What is asked: Copy out each line containing "Colloid" from the entries below.

Data to process:
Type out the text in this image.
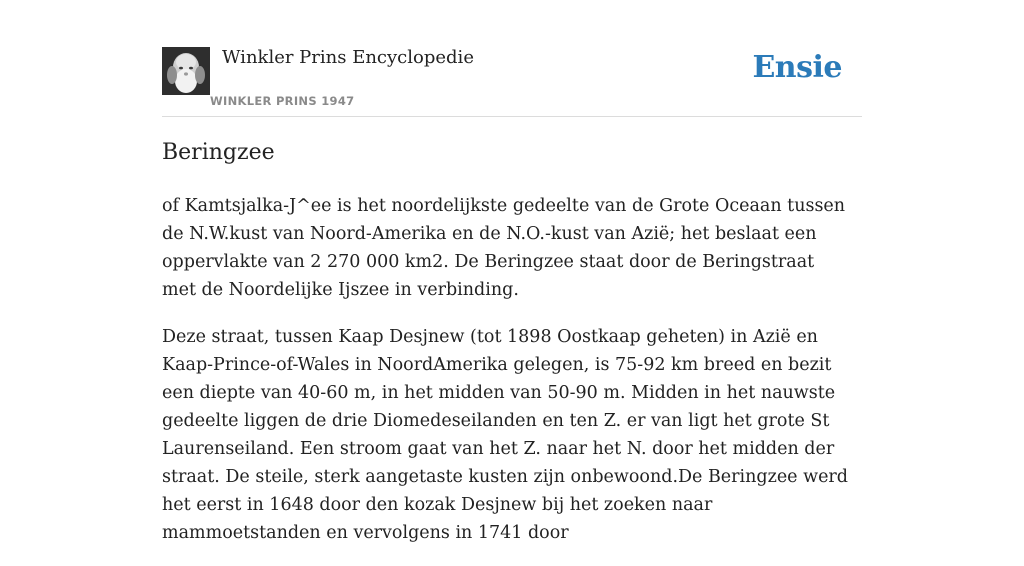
Winkler Prins Encyclopedie
WINKLER PRINS 1947
Ensie
Beringzee

of Kamtsjalka-J^ee is het noordelijkste gedeelte van de Grote Oceaan tussen de N.W.kust van Noord-Amerika en de N.O.-kust van Azië; het beslaat een oppervlakte van 2 270 000 km2. De Beringzee staat door de Beringstraat met de Noordelijke Ijszee in verbinding.

Deze straat, tussen Kaap Desjnew (tot 1898 Oostkaap geheten) in Azië en Kaap-Prince-of-Wales in NoordAmerika gelegen, is 75-92 km breed en bezit een diepte van 40-60 m, in het midden van 50-90 m. Midden in het nauwste gedeelte liggen de drie Diomedeseilanden en ten Z. er van ligt het grote St Laurenseiland. Een stroom gaat van het Z. naar het N. door het midden der straat. De steile, sterk aangetaste kusten zijn onbewoond.De Beringzee werd het eerst in 1648 door den kozak Desjnew bij het zoeken naar mammoetstanden en vervolgens in 1741 door
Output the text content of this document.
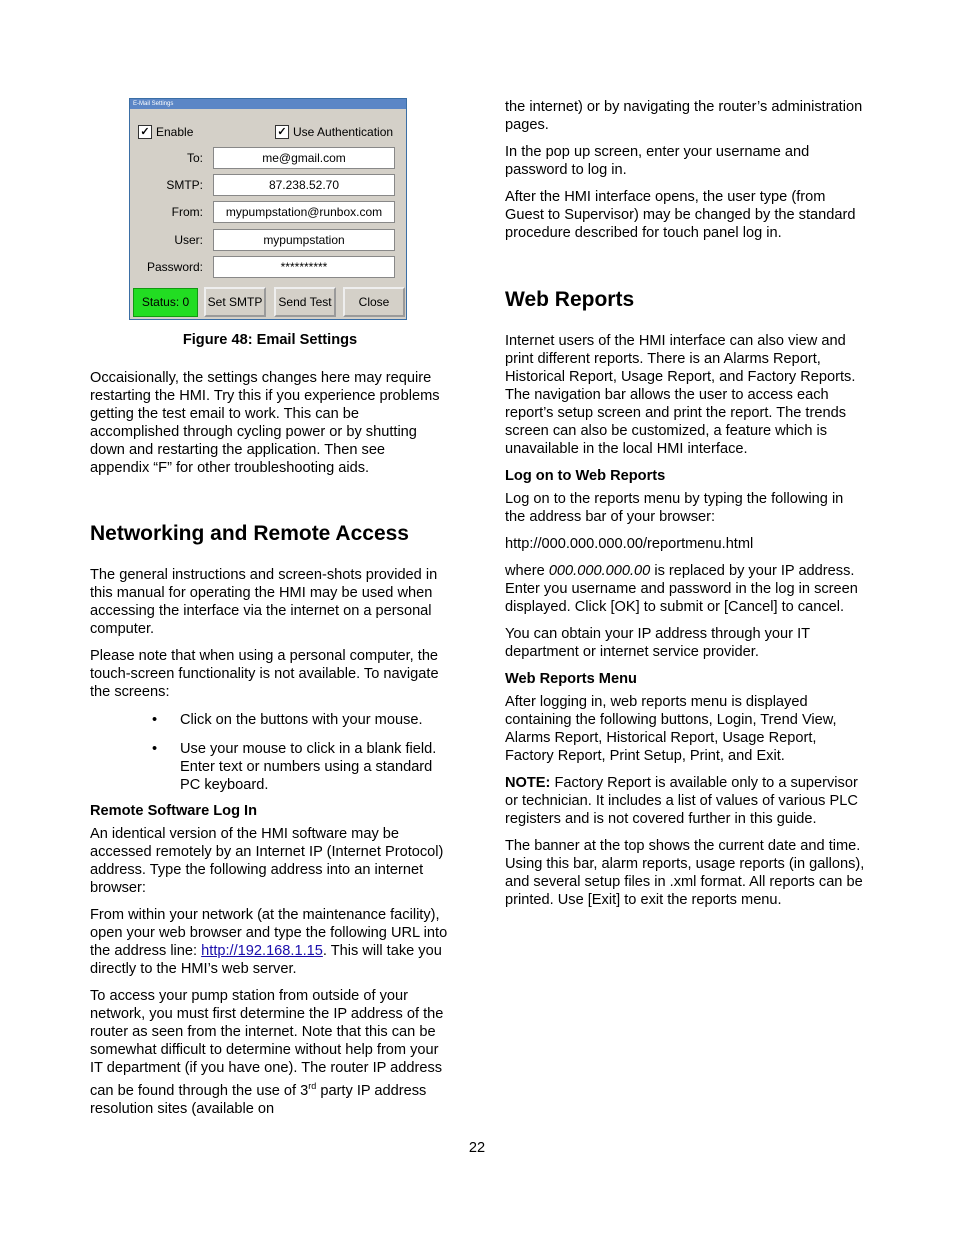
E-Mail Settings
✓ Enable	✓ Use Authentication
To:	me@gmail.com
SMTP:	87.238.52.70
From:	mypumpstation@runbox.com
User:	mypumpstation
Password:	**********
Status: 0	Set SMTP	Send Test	Close
Figure 48: Email Settings

Occaisionally, the settings changes here may require restarting the HMI. Try this if you experience problems getting the test email to work. This can be accomplished through cycling power or by shutting down and restarting the application. Then see appendix “F” for other troubleshooting aids.

Networking and Remote Access

The general instructions and screen-shots provided in this manual for operating the HMI may be used when accessing the interface via the internet on a personal computer.

Please note that when using a personal computer, the touch-screen functionality is not available. To navigate the screens:

• Click on the buttons with your mouse.
• Use your mouse to click in a blank field. Enter text or numbers using a standard PC keyboard.
Remote Software Log In

An identical version of the HMI software may be accessed remotely by an Internet IP (Internet Protocol) address. Type the following address into an internet browser:

From within your network (at the maintenance facility), open your web browser and type the following URL into the address line: http://192.168.1.15. This will take you directly to the HMI’s web server.

To access your pump station from outside of your network, you must first determine the IP address of the router as seen from the internet. Note that this can be somewhat difficult to determine without help from your IT department (if you have one). The router IP address can be found through the use of 3rd party IP address resolution sites (available on

the internet) or by navigating the router’s administration pages.

In the pop up screen, enter your username and password to log in.

After the HMI interface opens, the user type (from Guest to Supervisor) may be changed by the standard procedure described for touch panel log in.

Web Reports

Internet users of the HMI interface can also view and print different reports. There is an Alarms Report, Historical Report, Usage Report, and Factory Reports. The navigation bar allows the user to access each report’s setup screen and print the report. The trends screen can also be customized, a feature which is unavailable in the local HMI interface.

Log on to Web Reports

Log on to the reports menu by typing the following in the address bar of your browser:

http://000.000.000.00/reportmenu.html

where 000.000.000.00 is replaced by your IP address. Enter you username and password in the log in screen displayed. Click [OK] to submit or [Cancel] to cancel.

You can obtain your IP address through your IT department or internet service provider.

Web Reports Menu

After logging in, web reports menu is displayed containing the following buttons, Login, Trend View, Alarms Report, Historical Report, Usage Report, Factory Report, Print Setup, Print, and Exit.

NOTE: Factory Report is available only to a supervisor or technician. It includes a list of values of various PLC registers and is not covered further in this guide.

The banner at the top shows the current date and time. Using this bar, alarm reports, usage reports (in gallons), and several setup files in .xml format. All reports can be printed. Use [Exit] to exit the reports menu.

22
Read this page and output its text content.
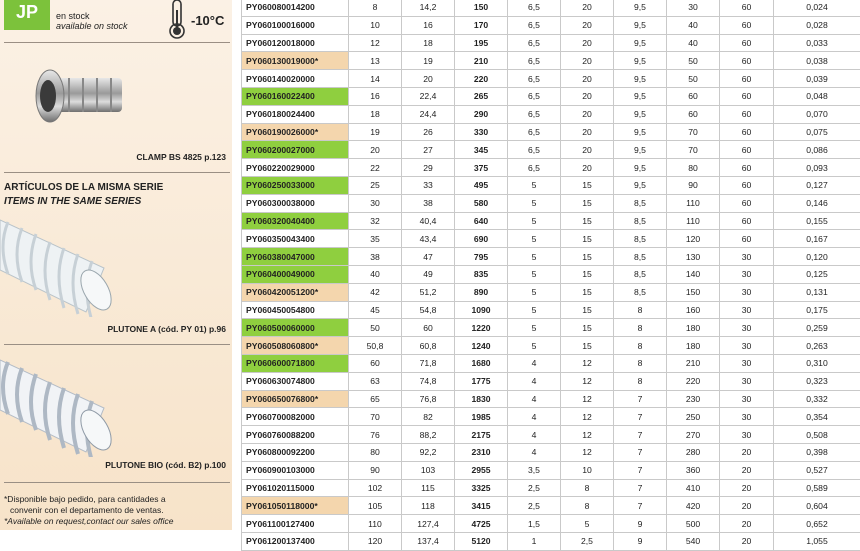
JP	en stock
available on stock	-10°C
CLAMP BS 4825 p.123
ARTÍCULOS DE LA MISMA SERIE
ITEMS IN THE SAME SERIES
PLUTONE A (cód. PY 01) p.96
PLUTONE BIO (cód. B2) p.100
*Disponible bajo pedido, para cantidades a
convenir con el departamento de ventas.
*Available on request,contact our sales office
PY060080014200	8	14,2	150	6,5	20	9,5	30	60	0,024
PY060100016000	10	16	170	6,5	20	9,5	40	60	0,028
PY060120018000	12	18	195	6,5	20	9,5	40	60	0,033
PY060130019000*	13	19	210	6,5	20	9,5	50	60	0,038
PY060140020000	14	20	220	6,5	20	9,5	50	60	0,039
PY060160022400	16	22,4	265	6,5	20	9,5	60	60	0,048
PY060180024400	18	24,4	290	6,5	20	9,5	60	60	0,070
PY060190026000*	19	26	330	6,5	20	9,5	70	60	0,075
PY060200027000	20	27	345	6,5	20	9,5	70	60	0,086
PY060220029000	22	29	375	6,5	20	9,5	80	60	0,093
PY060250033000	25	33	495	5	15	9,5	90	60	0,127
PY060300038000	30	38	580	5	15	8,5	110	60	0,146
PY060320040400	32	40,4	640	5	15	8,5	110	60	0,155
PY060350043400	35	43,4	690	5	15	8,5	120	60	0,167
PY060380047000	38	47	795	5	15	8,5	130	30	0,120
PY060400049000	40	49	835	5	15	8,5	140	30	0,125
PY060420051200*	42	51,2	890	5	15	8,5	150	30	0,131
PY060450054800	45	54,8	1090	5	15	8	160	30	0,175
PY060500060000	50	60	1220	5	15	8	180	30	0,259
PY060508060800*	50,8	60,8	1240	5	15	8	180	30	0,263
PY060600071800	60	71,8	1680	4	12	8	210	30	0,310
PY060630074800	63	74,8	1775	4	12	8	220	30	0,323
PY060650076800*	65	76,8	1830	4	12	7	230	30	0,332
PY060700082000	70	82	1985	4	12	7	250	30	0,354
PY060760088200	76	88,2	2175	4	12	7	270	30	0,508
PY060800092200	80	92,2	2310	4	12	7	280	20	0,398
PY060900103000	90	103	2955	3,5	10	7	360	20	0,527
PY061020115000	102	115	3325	2,5	8	7	410	20	0,589
PY061050118000*	105	118	3415	2,5	8	7	420	20	0,604
PY061100127400	110	127,4	4725	1,5	5	9	500	20	0,652
PY061200137400	120	137,4	5120	1	2,5	9	540	20	1,055
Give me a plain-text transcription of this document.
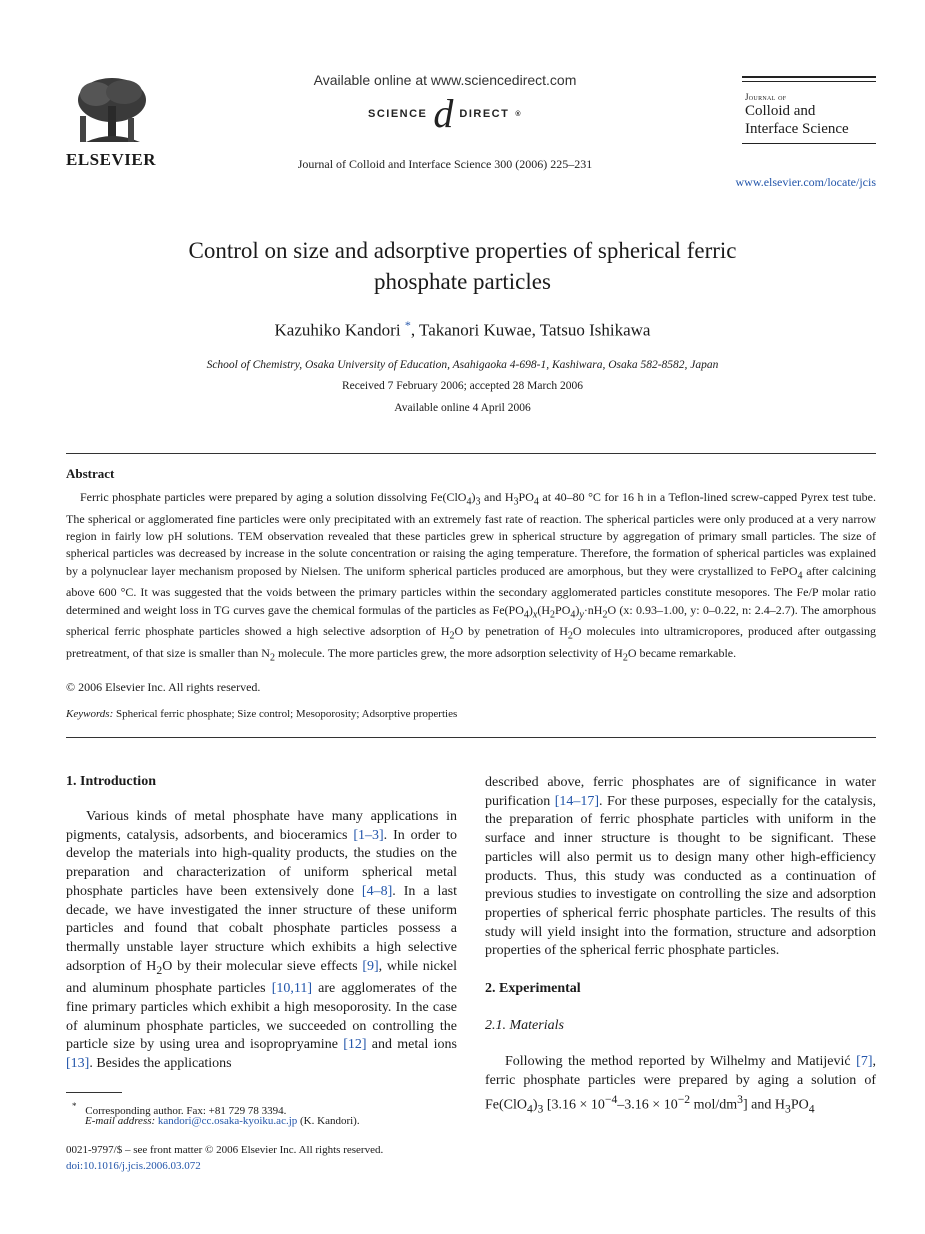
ELSEVIER
Available online at www.sciencedirect.com
SCIENCE d DIRECT ®
Journal of Colloid and Interface Science 300 (2006) 225–231
Journal of
Colloid and
Interface Science
www.elsevier.com/locate/jcis
Control on size and adsorptive properties of spherical ferric
phosphate particles
Kazuhiko Kandori *, Takanori Kuwae, Tatsuo Ishikawa
School of Chemistry, Osaka University of Education, Asahigaoka 4-698-1, Kashiwara, Osaka 582-8582, Japan
Received 7 February 2006; accepted 28 March 2006
Available online 4 April 2006
Abstract

Ferric phosphate particles were prepared by aging a solution dissolving $Fe(ClO_4)_3$ and $H_3PO_4$ at 40–80 °C for 16 h in a Teflon-lined screw-capped Pyrex test tube. The spherical or agglomerated fine particles were only precipitated with an extremely fast rate of reaction. The spherical particles were only produced at a very narrow region in fairly low pH solutions. TEM observation revealed that these particles grew in spherical structure by aggregation of primary small particles. The size of spherical particles was decreased by increase in the solute concentration or raising the aging temperature. Therefore, the formation of spherical particles was explained by a polynuclear layer mechanism proposed by Nielsen. The uniform spherical particles produced are amorphous, but they were crystallized to FePO$_4$ after calcining above 600 °C. It was suggested that the voids between the primary particles within the secondary agglomerated particles constitute mesopores. The Fe/P molar ratio determined and weight loss in TG curves gave the chemical formulas of the particles as $Fe(PO_4)_x(H_2PO_4)_y\cdot nH_2O$ (x: 0.93–1.00, y: 0–0.22, n: 2.4–2.7). The amorphous spherical ferric phosphate particles showed a high selective adsorption of $H_2O$ by penetration of $H_2O$ molecules into ultramicropores, produced after outgassing pretreatment, of that size is smaller than $N_2$ molecule. The more particles grew, the more adsorption selectivity of $H_2O$ became remarkable.

© 2006 Elsevier Inc. All rights reserved.
Keywords: Spherical ferric phosphate; Size control; Mesoporosity; Adsorptive properties
1. Introduction
Various kinds of metal phosphate have many applications in pigments, catalysis, adsorbents, and bioceramics [1–3]. In order to develop the materials into high-quality products, the studies on the preparation and characterization of uniform spherical metal phosphate particles have been extensively done [4–8]. In a last decade, we have investigated the inner structure of these uniform particles and found that cobalt phosphate particles possess a thermally unstable layer structure which exhibits a high selective adsorption of $H_2O$ by their molecular sieve effects [9], while nickel and aluminum phosphate particles [10,11] are agglomerates of the fine primary particles which exhibit a high mesoporosity. In the case of aluminum phosphate particles, we succeeded on controlling the particle size by using urea and isopropryamine [12] and metal ions [13]. Besides the applications
described above, ferric phosphates are of significance in water purification [14–17]. For these purposes, especially for the catalysis, the preparation of ferric phosphate particles with uniform in the surface and inner structure is thought to be significant. These particles will also permit us to design many other high-efficiency products. Thus, this study was conducted as a continuation of previous studies to investigate on controlling the size and adsorption properties of spherical ferric phosphate particles. The results of this study will yield insight into the formation, structure and adsorption properties of the spherical ferric phosphate particles.
2. Experimental
2.1. Materials
Following the method reported by Wilhelmy and Matijević [7], ferric phosphate particles were prepared by aging a solution of $Fe(ClO_4)_3$ [$3.16 \times 10^{-4}-3.16 \times 10^{-2}$ mol/$dm^3$] and $H_3PO_4$
* Corresponding author. Fax: +81 729 78 3394.
E-mail address: kandori@cc.osaka-kyoiku.ac.jp (K. Kandori).
0021-9797/$ – see front matter © 2006 Elsevier Inc. All rights reserved.
doi:10.1016/j.jcis.2006.03.072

Expected answer:
Journal of Colloid and Interface Science 300 (2006) 225–231
Colloid and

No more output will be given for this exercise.